- Exercise brief -
Sift the listing for lines that hold the string "xlabel" and pull them out.

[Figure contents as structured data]
════════

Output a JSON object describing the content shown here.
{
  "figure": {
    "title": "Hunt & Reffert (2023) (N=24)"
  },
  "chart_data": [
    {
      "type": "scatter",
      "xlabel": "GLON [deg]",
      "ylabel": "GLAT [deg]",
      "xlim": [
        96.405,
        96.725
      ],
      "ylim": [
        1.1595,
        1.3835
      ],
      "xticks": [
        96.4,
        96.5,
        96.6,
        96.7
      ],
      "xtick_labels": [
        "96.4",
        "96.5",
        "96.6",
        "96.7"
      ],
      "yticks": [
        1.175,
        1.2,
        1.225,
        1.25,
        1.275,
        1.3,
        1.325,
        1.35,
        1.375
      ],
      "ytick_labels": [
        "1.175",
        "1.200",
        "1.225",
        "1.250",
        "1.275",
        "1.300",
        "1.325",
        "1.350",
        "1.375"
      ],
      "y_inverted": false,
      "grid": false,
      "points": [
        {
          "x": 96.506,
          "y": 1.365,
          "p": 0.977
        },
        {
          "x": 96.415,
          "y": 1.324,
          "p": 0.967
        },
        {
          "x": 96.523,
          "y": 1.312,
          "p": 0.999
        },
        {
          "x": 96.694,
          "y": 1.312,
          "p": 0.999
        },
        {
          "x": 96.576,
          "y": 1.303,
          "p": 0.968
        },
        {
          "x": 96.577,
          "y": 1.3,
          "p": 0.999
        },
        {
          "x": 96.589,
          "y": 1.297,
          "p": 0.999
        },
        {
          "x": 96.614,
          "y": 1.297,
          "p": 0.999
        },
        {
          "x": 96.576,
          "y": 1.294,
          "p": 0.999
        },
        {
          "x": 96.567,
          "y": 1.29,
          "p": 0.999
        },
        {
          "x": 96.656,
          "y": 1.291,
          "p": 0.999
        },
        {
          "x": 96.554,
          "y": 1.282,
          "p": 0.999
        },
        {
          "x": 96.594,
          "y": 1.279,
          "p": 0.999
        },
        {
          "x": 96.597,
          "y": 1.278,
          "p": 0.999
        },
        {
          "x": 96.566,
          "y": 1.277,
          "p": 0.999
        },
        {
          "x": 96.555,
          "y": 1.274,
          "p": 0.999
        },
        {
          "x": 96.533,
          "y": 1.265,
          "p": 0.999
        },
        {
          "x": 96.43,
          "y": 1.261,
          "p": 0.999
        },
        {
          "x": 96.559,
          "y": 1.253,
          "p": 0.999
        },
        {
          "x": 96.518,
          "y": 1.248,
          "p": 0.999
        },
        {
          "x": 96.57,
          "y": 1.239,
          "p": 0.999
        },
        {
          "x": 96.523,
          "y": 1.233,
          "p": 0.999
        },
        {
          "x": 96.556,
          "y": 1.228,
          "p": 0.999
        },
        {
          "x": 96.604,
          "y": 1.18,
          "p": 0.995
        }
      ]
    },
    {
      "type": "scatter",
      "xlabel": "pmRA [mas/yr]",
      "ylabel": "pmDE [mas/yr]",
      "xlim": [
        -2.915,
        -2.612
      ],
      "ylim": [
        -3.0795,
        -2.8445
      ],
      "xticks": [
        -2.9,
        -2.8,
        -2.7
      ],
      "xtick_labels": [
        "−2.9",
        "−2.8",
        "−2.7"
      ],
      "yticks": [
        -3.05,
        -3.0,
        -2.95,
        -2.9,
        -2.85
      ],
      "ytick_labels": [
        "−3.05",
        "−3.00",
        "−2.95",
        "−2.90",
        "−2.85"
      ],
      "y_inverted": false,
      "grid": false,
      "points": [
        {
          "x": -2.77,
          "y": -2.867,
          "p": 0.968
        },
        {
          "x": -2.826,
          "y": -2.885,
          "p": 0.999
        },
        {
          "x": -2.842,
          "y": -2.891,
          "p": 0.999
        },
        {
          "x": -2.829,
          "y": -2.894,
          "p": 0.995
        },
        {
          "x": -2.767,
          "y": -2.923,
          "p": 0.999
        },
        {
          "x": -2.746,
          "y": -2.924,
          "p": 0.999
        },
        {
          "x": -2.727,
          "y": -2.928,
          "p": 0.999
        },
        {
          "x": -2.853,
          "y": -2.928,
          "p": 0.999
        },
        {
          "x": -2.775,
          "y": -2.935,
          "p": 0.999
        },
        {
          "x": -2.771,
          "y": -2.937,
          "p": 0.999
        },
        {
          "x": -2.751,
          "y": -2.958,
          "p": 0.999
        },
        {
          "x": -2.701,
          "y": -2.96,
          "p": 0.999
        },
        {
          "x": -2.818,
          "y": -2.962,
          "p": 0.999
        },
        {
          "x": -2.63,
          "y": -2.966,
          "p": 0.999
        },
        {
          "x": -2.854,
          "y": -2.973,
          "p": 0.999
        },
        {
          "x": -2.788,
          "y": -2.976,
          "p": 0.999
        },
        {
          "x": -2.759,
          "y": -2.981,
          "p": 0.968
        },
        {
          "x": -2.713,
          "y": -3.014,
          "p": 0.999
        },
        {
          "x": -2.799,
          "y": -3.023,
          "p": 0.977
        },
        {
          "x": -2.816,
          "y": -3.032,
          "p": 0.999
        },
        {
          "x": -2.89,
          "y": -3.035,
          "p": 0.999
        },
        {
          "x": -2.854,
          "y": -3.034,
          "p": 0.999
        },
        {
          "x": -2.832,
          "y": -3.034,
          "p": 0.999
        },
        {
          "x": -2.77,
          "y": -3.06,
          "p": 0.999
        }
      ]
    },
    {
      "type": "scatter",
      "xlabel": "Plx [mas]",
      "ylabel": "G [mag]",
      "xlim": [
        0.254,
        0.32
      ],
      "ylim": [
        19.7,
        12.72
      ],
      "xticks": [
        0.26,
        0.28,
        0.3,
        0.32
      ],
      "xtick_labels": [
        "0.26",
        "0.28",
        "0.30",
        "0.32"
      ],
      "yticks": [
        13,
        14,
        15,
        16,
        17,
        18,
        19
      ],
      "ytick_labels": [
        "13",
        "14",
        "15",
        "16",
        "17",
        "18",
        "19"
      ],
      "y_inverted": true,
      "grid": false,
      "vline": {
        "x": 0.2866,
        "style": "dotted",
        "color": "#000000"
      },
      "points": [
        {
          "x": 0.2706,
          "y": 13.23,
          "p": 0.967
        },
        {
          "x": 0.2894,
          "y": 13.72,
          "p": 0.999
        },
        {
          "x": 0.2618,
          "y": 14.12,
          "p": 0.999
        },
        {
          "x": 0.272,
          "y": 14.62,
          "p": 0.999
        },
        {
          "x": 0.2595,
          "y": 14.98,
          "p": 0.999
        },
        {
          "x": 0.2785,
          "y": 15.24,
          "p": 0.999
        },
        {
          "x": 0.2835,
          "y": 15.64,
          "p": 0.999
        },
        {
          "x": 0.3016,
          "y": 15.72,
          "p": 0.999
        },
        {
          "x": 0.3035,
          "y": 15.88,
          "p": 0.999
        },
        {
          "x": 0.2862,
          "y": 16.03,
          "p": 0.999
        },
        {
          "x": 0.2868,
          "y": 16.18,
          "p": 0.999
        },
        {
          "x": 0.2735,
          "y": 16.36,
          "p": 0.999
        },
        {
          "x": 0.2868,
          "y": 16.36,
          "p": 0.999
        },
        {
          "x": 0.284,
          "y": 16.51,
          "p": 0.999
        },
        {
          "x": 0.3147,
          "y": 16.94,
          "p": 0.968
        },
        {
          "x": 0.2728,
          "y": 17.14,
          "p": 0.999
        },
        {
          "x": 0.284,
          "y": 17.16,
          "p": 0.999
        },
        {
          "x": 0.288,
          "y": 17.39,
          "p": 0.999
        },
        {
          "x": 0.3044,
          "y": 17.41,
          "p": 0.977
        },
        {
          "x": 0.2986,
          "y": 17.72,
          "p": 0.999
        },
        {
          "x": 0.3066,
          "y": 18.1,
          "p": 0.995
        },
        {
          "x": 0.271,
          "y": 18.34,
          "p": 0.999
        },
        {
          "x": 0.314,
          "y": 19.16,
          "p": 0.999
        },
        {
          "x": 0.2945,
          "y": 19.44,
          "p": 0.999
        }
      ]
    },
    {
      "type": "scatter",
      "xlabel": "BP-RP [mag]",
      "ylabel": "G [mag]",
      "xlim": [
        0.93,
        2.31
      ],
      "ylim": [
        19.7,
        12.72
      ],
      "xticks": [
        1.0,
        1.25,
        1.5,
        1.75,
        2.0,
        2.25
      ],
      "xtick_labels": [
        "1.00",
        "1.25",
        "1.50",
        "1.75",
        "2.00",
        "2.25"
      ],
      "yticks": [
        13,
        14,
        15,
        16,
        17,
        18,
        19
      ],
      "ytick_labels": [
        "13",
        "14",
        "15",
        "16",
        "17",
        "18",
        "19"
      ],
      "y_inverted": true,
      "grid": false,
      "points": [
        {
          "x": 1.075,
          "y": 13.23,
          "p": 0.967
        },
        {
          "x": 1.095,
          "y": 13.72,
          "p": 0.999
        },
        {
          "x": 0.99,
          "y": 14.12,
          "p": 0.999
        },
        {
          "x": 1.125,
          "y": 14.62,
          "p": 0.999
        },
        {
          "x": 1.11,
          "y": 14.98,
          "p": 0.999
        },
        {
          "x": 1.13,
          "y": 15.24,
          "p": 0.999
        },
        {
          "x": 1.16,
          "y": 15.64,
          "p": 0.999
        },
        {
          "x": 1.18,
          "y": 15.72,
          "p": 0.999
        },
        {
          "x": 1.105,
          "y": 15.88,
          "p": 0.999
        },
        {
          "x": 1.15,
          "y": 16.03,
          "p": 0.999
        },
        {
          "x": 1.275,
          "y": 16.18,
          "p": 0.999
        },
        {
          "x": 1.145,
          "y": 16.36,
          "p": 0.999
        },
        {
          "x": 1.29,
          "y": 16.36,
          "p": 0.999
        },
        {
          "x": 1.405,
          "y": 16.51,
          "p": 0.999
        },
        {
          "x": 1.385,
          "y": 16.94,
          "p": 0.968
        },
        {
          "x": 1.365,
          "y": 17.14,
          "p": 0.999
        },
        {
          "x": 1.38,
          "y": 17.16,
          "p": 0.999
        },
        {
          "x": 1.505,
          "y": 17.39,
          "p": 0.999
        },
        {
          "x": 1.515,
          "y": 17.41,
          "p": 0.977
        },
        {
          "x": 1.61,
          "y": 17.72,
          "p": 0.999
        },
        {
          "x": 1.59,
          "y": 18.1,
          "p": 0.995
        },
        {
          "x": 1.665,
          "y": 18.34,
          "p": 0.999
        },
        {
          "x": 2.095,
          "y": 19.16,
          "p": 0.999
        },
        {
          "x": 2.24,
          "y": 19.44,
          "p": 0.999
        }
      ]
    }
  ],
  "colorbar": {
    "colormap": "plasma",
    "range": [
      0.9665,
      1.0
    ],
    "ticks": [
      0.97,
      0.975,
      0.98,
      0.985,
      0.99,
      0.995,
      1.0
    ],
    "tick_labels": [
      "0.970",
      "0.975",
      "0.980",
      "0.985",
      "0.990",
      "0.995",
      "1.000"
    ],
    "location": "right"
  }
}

════════

- Complete answer -
      "xlabel": "GLON [deg]",
      "xlabel": "pmRA [mas/yr]",
      "xlabel": "Plx [mas]",
      "xlabel": "BP-RP [mag]",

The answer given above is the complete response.